Report, word for word, every line of the material that contains "this".

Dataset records
□ □ □ □
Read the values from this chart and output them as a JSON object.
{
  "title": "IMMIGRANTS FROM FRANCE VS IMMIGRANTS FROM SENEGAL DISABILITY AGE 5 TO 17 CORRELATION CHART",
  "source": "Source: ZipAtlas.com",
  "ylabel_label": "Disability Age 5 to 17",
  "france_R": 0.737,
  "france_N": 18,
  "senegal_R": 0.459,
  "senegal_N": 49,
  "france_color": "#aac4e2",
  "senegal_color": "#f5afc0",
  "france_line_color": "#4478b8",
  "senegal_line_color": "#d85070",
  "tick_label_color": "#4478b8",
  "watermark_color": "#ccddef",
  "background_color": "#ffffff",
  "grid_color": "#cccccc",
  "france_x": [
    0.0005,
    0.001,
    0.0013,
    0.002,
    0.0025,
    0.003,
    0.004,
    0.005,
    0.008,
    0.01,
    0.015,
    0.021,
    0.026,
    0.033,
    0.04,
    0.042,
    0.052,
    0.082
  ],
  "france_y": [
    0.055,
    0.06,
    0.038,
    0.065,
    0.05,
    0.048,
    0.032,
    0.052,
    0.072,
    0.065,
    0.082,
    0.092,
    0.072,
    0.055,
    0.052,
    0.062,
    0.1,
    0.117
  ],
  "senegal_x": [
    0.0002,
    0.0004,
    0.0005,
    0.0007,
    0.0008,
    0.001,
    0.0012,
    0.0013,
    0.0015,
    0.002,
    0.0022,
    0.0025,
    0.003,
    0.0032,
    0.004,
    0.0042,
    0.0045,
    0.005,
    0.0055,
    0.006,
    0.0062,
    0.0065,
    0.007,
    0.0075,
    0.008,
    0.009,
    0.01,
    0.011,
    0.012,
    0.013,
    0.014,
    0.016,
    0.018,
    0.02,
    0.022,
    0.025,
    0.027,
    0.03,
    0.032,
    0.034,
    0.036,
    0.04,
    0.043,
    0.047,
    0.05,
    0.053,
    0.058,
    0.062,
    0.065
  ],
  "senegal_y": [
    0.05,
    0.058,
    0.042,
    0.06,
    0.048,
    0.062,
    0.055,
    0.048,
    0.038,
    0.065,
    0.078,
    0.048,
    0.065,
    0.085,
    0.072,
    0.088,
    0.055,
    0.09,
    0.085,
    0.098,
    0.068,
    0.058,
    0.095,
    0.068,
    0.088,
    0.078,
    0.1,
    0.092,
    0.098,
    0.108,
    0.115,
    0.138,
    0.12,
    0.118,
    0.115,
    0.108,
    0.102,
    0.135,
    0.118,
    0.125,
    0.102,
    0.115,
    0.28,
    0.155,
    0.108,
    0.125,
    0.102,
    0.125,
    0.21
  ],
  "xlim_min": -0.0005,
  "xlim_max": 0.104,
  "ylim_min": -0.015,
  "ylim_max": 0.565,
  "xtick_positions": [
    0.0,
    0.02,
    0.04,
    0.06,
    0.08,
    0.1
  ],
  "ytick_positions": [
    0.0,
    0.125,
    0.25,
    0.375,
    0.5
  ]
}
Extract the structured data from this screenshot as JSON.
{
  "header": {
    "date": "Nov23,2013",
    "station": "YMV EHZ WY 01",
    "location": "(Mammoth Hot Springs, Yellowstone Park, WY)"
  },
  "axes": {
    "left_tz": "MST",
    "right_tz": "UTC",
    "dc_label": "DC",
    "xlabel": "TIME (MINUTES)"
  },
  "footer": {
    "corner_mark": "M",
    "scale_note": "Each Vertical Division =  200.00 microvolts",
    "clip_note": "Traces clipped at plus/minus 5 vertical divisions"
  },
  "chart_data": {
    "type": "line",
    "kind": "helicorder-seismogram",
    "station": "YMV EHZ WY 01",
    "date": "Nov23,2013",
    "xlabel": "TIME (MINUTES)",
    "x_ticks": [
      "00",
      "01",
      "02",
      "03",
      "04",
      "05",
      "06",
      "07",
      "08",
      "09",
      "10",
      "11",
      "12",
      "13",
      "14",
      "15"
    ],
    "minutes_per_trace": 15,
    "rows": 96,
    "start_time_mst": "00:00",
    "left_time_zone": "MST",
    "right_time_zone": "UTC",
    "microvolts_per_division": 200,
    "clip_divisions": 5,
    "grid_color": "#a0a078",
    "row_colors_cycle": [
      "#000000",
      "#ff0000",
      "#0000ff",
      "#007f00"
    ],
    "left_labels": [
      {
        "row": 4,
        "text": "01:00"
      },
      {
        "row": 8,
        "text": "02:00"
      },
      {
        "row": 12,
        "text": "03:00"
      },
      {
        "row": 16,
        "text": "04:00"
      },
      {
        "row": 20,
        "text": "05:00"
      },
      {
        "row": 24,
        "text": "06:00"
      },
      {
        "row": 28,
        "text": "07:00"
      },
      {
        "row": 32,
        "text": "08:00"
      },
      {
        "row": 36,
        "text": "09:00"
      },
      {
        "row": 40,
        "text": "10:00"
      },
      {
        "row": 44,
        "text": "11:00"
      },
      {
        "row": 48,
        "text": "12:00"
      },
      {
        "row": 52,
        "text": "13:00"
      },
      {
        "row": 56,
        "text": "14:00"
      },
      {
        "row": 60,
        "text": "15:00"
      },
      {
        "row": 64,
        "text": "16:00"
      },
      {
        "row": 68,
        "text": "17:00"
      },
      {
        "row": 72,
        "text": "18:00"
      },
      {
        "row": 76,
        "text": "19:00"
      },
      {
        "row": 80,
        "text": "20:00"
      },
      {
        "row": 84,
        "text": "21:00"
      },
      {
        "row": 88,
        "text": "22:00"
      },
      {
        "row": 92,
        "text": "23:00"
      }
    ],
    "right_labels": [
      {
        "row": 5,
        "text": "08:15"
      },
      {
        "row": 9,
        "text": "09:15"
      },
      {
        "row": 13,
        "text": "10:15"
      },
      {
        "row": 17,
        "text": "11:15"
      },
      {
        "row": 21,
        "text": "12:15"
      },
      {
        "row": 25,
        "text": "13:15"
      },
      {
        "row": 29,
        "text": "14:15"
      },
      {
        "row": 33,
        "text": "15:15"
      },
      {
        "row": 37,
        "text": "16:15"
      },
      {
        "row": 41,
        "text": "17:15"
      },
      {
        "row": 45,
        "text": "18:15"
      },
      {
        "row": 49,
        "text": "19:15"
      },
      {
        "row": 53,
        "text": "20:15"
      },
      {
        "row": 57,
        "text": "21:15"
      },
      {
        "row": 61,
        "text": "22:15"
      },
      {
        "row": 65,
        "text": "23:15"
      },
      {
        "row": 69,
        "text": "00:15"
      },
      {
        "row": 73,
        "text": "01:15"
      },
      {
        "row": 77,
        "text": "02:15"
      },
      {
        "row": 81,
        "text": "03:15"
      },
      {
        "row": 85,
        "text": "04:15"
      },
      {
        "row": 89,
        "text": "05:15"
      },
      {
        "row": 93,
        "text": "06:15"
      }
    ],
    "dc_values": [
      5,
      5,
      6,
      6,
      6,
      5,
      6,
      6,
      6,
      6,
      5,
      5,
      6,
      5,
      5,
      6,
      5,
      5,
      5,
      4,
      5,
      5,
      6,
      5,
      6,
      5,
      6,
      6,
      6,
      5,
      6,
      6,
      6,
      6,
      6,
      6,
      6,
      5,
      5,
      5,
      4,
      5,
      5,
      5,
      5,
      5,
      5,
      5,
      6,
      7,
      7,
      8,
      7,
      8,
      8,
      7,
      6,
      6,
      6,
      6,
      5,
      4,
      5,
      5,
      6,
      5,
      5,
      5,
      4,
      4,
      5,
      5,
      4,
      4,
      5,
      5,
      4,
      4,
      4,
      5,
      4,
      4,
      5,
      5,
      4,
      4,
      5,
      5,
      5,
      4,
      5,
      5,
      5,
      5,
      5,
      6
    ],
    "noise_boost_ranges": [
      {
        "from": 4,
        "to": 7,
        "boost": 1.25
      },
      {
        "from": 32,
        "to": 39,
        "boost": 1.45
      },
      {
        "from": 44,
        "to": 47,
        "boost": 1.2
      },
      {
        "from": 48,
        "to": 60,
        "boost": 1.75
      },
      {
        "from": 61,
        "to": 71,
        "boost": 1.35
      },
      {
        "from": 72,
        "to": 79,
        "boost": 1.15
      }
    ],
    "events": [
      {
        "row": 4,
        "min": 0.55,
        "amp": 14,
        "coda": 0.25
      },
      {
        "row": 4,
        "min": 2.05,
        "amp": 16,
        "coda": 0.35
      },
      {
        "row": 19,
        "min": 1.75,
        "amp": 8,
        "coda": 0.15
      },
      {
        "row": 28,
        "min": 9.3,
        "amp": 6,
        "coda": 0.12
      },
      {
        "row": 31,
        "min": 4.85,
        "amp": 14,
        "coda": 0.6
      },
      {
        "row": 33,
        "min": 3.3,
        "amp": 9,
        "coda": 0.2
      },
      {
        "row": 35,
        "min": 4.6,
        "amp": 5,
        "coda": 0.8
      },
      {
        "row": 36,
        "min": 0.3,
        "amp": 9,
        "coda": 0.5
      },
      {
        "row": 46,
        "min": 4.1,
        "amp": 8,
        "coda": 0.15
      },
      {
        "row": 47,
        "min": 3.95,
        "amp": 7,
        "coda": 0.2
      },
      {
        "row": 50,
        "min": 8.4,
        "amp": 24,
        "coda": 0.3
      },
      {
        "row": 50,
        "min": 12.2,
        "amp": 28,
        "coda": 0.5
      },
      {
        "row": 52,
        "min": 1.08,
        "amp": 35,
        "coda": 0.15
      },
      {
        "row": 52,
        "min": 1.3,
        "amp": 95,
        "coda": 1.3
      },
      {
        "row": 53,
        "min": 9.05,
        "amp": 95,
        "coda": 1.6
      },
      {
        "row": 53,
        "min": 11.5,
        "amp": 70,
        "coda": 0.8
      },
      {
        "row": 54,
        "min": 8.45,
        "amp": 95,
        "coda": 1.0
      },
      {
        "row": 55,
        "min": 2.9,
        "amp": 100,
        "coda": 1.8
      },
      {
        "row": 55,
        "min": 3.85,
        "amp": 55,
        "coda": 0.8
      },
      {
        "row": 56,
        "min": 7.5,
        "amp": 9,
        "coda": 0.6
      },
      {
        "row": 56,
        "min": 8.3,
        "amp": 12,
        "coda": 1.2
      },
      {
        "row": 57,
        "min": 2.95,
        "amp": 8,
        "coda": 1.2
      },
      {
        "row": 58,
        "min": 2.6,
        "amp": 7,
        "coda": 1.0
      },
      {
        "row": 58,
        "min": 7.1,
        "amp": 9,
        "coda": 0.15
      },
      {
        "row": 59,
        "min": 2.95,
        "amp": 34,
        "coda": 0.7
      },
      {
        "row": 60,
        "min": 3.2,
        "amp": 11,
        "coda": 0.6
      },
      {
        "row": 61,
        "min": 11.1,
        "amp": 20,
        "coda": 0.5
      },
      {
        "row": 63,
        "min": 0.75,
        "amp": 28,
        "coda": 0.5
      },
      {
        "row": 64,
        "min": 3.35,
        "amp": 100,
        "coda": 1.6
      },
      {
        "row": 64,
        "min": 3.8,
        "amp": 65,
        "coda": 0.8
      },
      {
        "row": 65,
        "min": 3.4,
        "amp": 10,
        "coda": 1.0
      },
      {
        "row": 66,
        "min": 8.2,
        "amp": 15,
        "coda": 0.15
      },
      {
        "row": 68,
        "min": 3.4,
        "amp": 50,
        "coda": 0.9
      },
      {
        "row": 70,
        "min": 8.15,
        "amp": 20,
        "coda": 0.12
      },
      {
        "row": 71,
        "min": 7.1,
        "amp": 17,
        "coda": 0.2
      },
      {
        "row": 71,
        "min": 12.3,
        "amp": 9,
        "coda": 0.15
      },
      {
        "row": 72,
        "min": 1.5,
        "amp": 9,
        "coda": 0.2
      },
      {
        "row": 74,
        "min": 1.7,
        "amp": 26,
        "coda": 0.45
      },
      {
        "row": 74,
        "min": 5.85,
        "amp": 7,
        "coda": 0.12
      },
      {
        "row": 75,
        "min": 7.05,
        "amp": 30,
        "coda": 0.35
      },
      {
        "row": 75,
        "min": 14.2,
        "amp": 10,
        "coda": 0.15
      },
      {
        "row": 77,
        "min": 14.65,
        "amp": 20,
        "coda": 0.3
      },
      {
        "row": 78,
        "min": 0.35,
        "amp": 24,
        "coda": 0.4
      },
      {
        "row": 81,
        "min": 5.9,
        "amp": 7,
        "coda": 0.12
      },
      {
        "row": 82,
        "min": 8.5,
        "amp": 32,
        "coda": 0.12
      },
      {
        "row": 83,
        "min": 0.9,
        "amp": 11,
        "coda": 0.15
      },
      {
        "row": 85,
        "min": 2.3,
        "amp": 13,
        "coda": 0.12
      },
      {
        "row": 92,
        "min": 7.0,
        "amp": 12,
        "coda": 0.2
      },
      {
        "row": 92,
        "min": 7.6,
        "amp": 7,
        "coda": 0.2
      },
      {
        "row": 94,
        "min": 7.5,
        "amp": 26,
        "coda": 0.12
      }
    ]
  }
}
□ □ □ □
▶ **REPLY TO THE EXERCISE**
Read the values from this chart and output them as a JSON object.
Extract the structured data from this screenshot as JSON.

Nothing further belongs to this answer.